> _Exercise instructions_
Copy every line of the data that contains the string "color".
begin Data supplied
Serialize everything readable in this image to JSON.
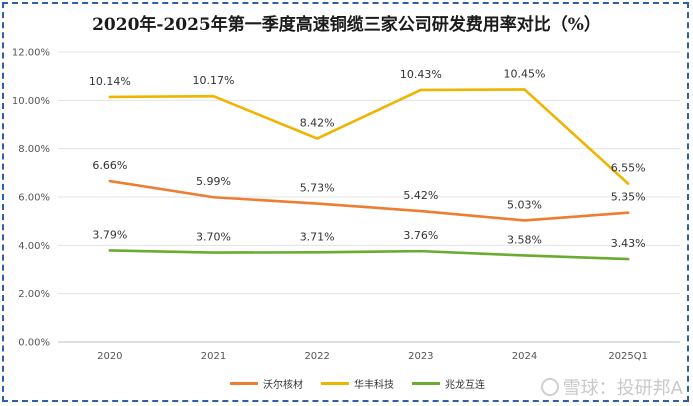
{
  "chart_data": {
    "type": "line",
    "title": "2020年-2025年第一季度高速铜缆三家公司研发费用率对比（%）",
    "categories": [
      "2020",
      "2021",
      "2022",
      "2023",
      "2024",
      "2025Q1"
    ],
    "ylim": [
      0,
      12
    ],
    "yticks": [
      "0.00%",
      "2.00%",
      "4.00%",
      "6.00%",
      "8.00%",
      "10.00%",
      "12.00%"
    ],
    "grid": "horizontal",
    "legend_position": "bottom",
    "series": [
      {
        "name": "沃尔核材",
        "color": "#ed7d31",
        "values": [
          6.66,
          5.99,
          5.73,
          5.42,
          5.03,
          5.35
        ],
        "labels": [
          "6.66%",
          "5.99%",
          "5.73%",
          "5.42%",
          "5.03%",
          "5.35%"
        ]
      },
      {
        "name": "华丰科技",
        "color": "#f0b400",
        "values": [
          10.14,
          10.17,
          8.42,
          10.43,
          10.45,
          6.55
        ],
        "labels": [
          "10.14%",
          "10.17%",
          "8.42%",
          "10.43%",
          "10.45%",
          "6.55%"
        ]
      },
      {
        "name": "兆龙互连",
        "color": "#6aac2f",
        "values": [
          3.79,
          3.7,
          3.71,
          3.76,
          3.58,
          3.43
        ],
        "labels": [
          "3.79%",
          "3.70%",
          "3.71%",
          "3.76%",
          "3.58%",
          "3.43%"
        ]
      }
    ]
  },
  "watermark": {
    "text": "雪球：投研邦A"
  }
}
end Data supplied
> _Output of the exercise_
        "color": "#ed7d31",
        "color": "#f0b400",
        "color": "#6aac2f",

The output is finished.